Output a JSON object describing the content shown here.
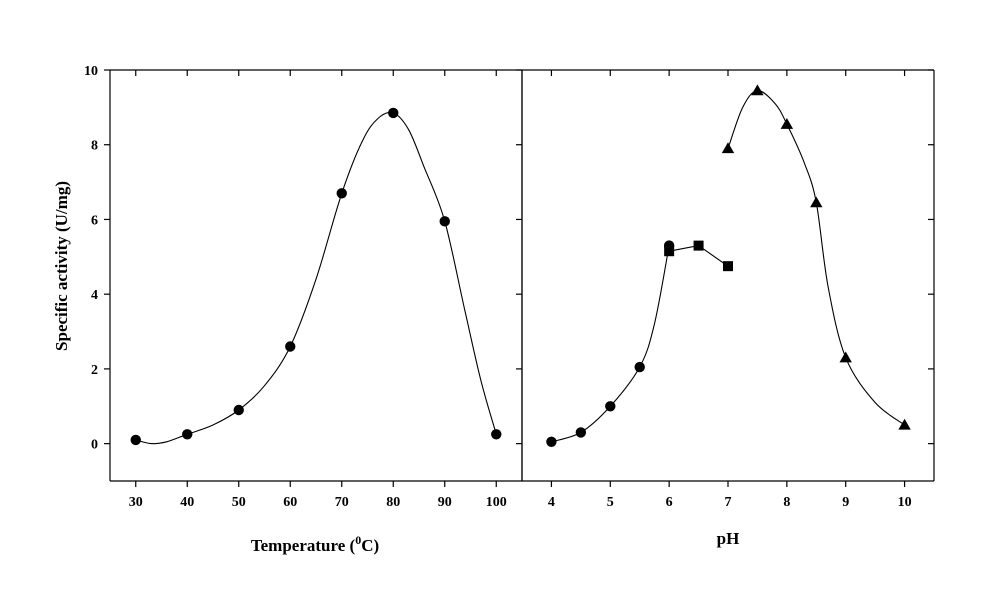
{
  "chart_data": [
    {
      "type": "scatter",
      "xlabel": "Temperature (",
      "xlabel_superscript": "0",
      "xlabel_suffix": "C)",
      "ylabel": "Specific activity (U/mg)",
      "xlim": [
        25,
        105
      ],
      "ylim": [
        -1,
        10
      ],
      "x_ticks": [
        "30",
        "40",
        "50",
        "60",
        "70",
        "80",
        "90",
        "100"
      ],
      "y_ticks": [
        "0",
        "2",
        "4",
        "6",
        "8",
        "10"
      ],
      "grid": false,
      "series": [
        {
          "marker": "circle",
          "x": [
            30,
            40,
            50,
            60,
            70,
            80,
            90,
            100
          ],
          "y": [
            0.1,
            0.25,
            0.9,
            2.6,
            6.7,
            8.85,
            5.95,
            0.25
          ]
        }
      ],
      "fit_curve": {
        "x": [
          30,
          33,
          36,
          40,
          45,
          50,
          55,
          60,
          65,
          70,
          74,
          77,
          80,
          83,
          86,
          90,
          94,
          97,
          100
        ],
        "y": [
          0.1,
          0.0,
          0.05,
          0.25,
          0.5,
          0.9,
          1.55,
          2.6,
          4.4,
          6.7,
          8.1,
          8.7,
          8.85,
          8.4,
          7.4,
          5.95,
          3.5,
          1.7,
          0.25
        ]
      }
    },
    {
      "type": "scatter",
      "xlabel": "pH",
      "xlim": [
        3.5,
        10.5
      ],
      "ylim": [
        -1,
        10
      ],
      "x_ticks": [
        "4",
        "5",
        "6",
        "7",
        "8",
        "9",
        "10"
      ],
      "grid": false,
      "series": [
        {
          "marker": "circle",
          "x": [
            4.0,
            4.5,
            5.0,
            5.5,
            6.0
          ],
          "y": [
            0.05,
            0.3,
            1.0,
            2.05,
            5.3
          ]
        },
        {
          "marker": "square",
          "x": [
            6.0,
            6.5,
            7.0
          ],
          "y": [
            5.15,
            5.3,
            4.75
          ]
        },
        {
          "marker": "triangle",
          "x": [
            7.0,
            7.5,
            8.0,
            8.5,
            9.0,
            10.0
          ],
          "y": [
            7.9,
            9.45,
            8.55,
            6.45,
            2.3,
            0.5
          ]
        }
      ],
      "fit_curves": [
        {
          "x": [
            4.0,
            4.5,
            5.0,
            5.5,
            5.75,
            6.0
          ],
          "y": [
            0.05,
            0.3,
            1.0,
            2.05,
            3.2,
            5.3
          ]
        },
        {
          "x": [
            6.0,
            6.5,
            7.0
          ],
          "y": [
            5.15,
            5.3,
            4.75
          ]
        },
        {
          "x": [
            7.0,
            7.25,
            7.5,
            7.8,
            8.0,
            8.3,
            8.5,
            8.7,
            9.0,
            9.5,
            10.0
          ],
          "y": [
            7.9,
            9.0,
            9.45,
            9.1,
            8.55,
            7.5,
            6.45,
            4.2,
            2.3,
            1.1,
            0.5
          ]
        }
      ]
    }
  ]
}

____________________

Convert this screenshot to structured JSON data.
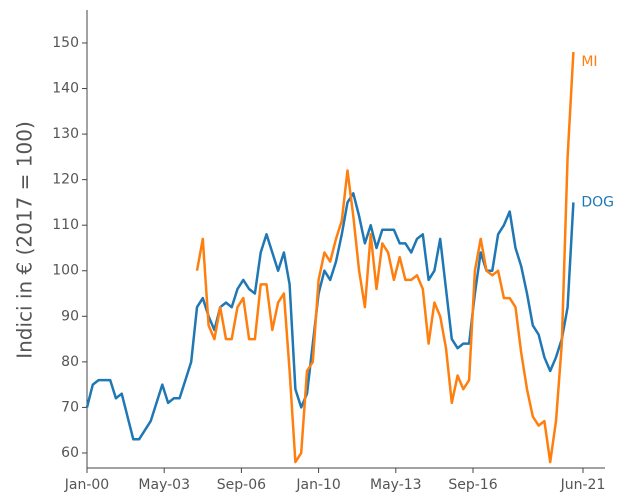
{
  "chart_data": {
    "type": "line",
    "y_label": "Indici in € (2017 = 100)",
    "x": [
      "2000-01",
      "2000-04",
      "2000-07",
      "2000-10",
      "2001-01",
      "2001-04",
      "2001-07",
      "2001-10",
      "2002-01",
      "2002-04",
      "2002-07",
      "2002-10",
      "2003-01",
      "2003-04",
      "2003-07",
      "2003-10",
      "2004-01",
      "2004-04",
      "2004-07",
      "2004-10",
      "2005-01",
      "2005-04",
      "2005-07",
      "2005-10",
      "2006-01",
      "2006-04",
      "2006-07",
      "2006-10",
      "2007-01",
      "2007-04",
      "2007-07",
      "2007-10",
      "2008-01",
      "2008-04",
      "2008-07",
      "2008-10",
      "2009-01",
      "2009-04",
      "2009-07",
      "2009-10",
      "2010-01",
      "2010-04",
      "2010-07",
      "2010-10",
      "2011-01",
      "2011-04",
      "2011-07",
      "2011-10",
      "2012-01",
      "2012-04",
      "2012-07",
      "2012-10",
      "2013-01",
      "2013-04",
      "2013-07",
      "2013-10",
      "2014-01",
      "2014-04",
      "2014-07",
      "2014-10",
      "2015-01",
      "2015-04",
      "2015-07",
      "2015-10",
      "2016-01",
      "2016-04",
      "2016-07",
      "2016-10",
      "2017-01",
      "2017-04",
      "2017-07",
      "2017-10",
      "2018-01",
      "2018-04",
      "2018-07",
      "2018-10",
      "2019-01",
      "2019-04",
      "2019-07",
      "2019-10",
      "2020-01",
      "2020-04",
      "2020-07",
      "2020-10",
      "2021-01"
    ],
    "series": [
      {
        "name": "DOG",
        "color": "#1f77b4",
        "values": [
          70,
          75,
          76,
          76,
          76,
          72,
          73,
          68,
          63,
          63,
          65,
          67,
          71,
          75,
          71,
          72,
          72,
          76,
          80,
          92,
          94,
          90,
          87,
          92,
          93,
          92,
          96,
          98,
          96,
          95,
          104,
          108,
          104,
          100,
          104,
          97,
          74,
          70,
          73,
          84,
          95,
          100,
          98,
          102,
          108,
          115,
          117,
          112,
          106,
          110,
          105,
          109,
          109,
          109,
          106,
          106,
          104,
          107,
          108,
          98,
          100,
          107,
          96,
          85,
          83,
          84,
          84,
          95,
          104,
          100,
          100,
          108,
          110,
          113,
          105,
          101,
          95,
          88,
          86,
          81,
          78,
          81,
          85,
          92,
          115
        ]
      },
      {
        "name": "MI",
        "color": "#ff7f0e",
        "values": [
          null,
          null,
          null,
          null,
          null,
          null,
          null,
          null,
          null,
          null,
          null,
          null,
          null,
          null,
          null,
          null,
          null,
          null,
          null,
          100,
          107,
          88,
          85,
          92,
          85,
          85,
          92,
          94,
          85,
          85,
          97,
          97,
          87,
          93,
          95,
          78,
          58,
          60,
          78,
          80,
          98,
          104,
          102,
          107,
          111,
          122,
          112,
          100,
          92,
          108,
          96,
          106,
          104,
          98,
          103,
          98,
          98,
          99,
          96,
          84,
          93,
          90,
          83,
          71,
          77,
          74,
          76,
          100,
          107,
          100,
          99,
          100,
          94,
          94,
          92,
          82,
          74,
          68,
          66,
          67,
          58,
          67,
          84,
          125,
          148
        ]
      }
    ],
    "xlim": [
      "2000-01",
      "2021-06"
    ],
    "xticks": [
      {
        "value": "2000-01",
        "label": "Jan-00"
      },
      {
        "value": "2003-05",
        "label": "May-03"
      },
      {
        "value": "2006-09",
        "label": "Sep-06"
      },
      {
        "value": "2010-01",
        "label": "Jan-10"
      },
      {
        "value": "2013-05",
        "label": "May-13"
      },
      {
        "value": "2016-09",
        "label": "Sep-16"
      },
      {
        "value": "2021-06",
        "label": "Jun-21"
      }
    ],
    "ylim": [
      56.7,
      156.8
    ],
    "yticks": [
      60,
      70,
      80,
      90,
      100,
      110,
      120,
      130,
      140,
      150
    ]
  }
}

____________________

## Goal
Show every line above in which the word "JSON" occurs.

## Solution to this exercise
Output a JSON object describing the content shown here.
Convert this screenshot to structured JSON data.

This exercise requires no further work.